##### Stored rows

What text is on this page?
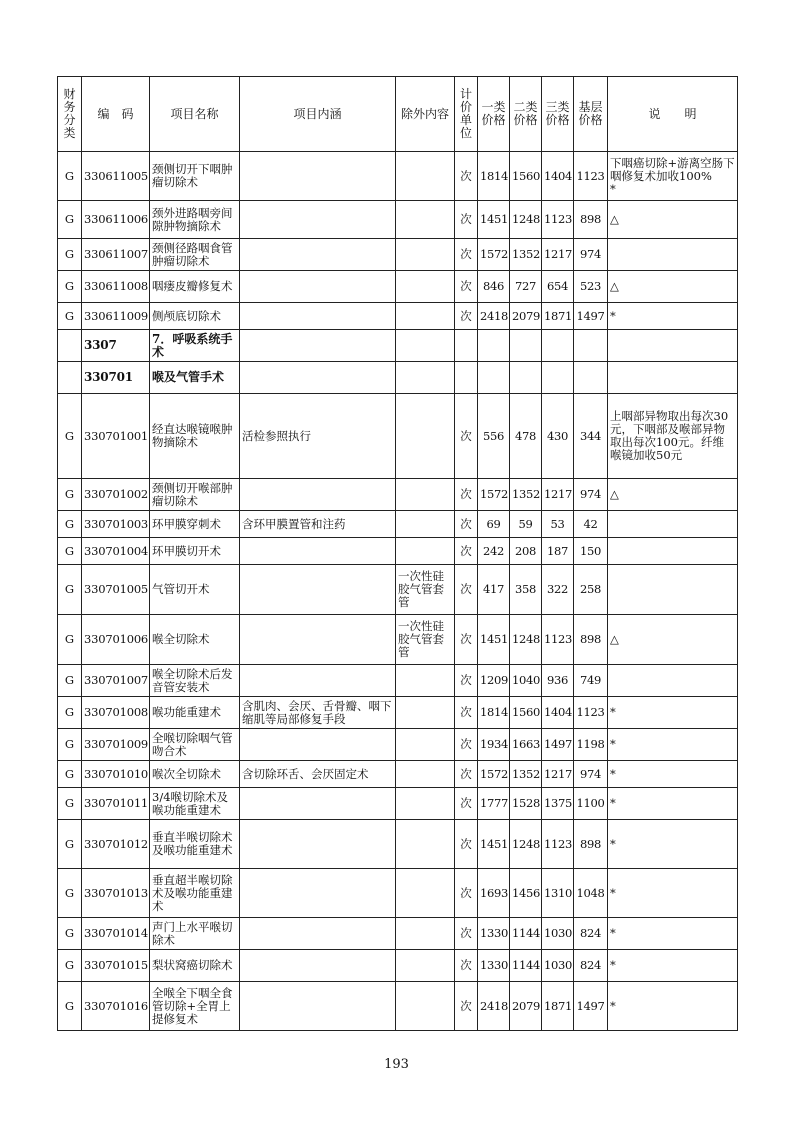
财务分类	编　码	项目名称	项目内涵	除外内容	计价单位	一类价格	二类价格	三类价格	基层价格	说　　明
G	330611005	颈侧切开下咽肿瘤切除术			次	1814	1560	1404	1123	下咽癌切除+游离空肠下咽修复术加收100%　　*
G	330611006	颈外进路咽旁间隙肿物摘除术			次	1451	1248	1123	898	△
G	330611007	颈侧径路咽食管肿瘤切除术			次	1572	1352	1217	974	
G	330611008	咽瘘皮瓣修复术			次	846	727	654	523	△
G	330611009	侧颅底切除术			次	2418	2079	1871	1497	*
	3307	7．呼吸系统手术								
	330701	喉及气管手术								
G	330701001	经直达喉镜喉肿物摘除术	活检参照执行		次	556	478	430	344	上咽部异物取出每次30元，下咽部及喉部异物取出每次100元。纤维喉镜加收50元
G	330701002	颈侧切开喉部肿瘤切除术			次	1572	1352	1217	974	△
G	330701003	环甲膜穿刺术	含环甲膜置管和注药		次	69	59	53	42	
G	330701004	环甲膜切开术			次	242	208	187	150	
G	330701005	气管切开术		一次性硅胶气管套管	次	417	358	322	258	
G	330701006	喉全切除术		一次性硅胶气管套管	次	1451	1248	1123	898	△
G	330701007	喉全切除术后发音管安装术			次	1209	1040	936	749	
G	330701008	喉功能重建术	含肌肉、会厌、舌骨瓣、咽下缩肌等局部修复手段		次	1814	1560	1404	1123	*
G	330701009	全喉切除咽气管吻合术			次	1934	1663	1497	1198	*
G	330701010	喉次全切除术	含切除环舌、会厌固定术		次	1572	1352	1217	974	*
G	330701011	3/4喉切除术及喉功能重建术			次	1777	1528	1375	1100	*
G	330701012	垂直半喉切除术及喉功能重建术			次	1451	1248	1123	898	*
G	330701013	垂直超半喉切除术及喉功能重建术			次	1693	1456	1310	1048	*
G	330701014	声门上水平喉切除术			次	1330	1144	1030	824	*
G	330701015	梨状窝癌切除术			次	1330	1144	1030	824	*
G	330701016	全喉全下咽全食管切除+全胃上提修复术			次	2418	2079	1871	1497	*
193
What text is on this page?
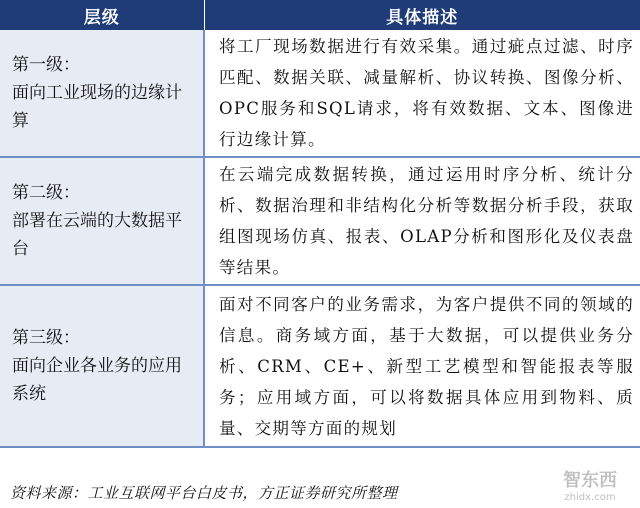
层级	具体描述

第一级：
面向工业现场的边缘计算	将工厂现场数据进行有效采集。通过疵点过滤、时序匹配、数据关联、减量解析、协议转换、图像分析、OPC服务和SQL请求，将有效数据、文本、图像进行边缘计算。

第二级：
部署在云端的大数据平台	在云端完成数据转换，通过运用时序分析、统计分析、数据治理和非结构化分析等数据分析手段，获取组图现场仿真、报表、OLAP分析和图形化及仪表盘等结果。

第三级：
面向企业各业务的应用系统	面对不同客户的业务需求，为客户提供不同的领域的信息。商务域方面，基于大数据，可以提供业务分析、CRM、CE+、新型工艺模型和智能报表等服务；应用域方面，可以将数据具体应用到物料、质量、交期等方面的规划
资料来源：工业互联网平台白皮书，方正证券研究所整理
智东西
zhidx.com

##########

Directive -
Give every record again exactly, apart from the pictures, which stay out.

Expected output -
What text is on this page?
财务分类	编　码	项目名称	项目内涵	除外内容	计价单位	一类价格	二类价格	三类价格	基层价格	说　　明
G	330611005	颈侧切开下咽肿瘤切除术			次	1814	1560	1404	1123	下咽癌切除+游离空肠下咽修复术加收100%　　*
G	330611006	颈外进路咽旁间隙肿物摘除术			次	1451	1248	1123	898	△
G	330611007	颈侧径路咽食管肿瘤切除术			次	1572	1352	1217	974	
G	330611008	咽瘘皮瓣修复术			次	846	727	654	523	△
G	330611009	侧颅底切除术			次	2418	2079	1871	1497	*
	3307	7．呼吸系统手术								
	330701	喉及气管手术								
G	330701001	经直达喉镜喉肿物摘除术	活检参照执行		次	556	478	430	344	上咽部异物取出每次30元，下咽部及喉部异物取出每次100元。纤维喉镜加收50元
G	330701002	颈侧切开喉部肿瘤切除术			次	1572	1352	1217	974	△
G	330701003	环甲膜穿刺术	含环甲膜置管和注药		次	69	59	53	42	
G	330701004	环甲膜切开术			次	242	208	187	150	
G	330701005	气管切开术		一次性硅胶气管套管	次	417	358	322	258	
G	330701006	喉全切除术		一次性硅胶气管套管	次	1451	1248	1123	898	△
G	330701007	喉全切除术后发音管安装术			次	1209	1040	936	749	
G	330701008	喉功能重建术	含肌肉、会厌、舌骨瓣、咽下缩肌等局部修复手段		次	1814	1560	1404	1123	*
G	330701009	全喉切除咽气管吻合术			次	1934	1663	1497	1198	*
G	330701010	喉次全切除术	含切除环舌、会厌固定术		次	1572	1352	1217	974	*
G	330701011	3/4喉切除术及喉功能重建术			次	1777	1528	1375	1100	*
G	330701012	垂直半喉切除术及喉功能重建术			次	1451	1248	1123	898	*
G	330701013	垂直超半喉切除术及喉功能重建术			次	1693	1456	1310	1048	*
G	330701014	声门上水平喉切除术			次	1330	1144	1030	824	*
G	330701015	梨状窝癌切除术			次	1330	1144	1030	824	*
G	330701016	全喉全下咽全食管切除+全胃上提修复术			次	2418	2079	1871	1497	*
193
What text is on this page?
层级	具体描述

第一级：
面向工业现场的边缘计算	将工厂现场数据进行有效采集。通过疵点过滤、时序匹配、数据关联、减量解析、协议转换、图像分析、OPC服务和SQL请求，将有效数据、文本、图像进行边缘计算。

第二级：
部署在云端的大数据平台	在云端完成数据转换，通过运用时序分析、统计分析、数据治理和非结构化分析等数据分析手段，获取组图现场仿真、报表、OLAP分析和图形化及仪表盘等结果。

第三级：
面向企业各业务的应用系统	面对不同客户的业务需求，为客户提供不同的领域的信息。商务域方面，基于大数据，可以提供业务分析、CRM、CE+、新型工艺模型和智能报表等服务；应用域方面，可以将数据具体应用到物料、质量、交期等方面的规划
资料来源：工业互联网平台白皮书，方正证券研究所整理
智东西
zhidx.com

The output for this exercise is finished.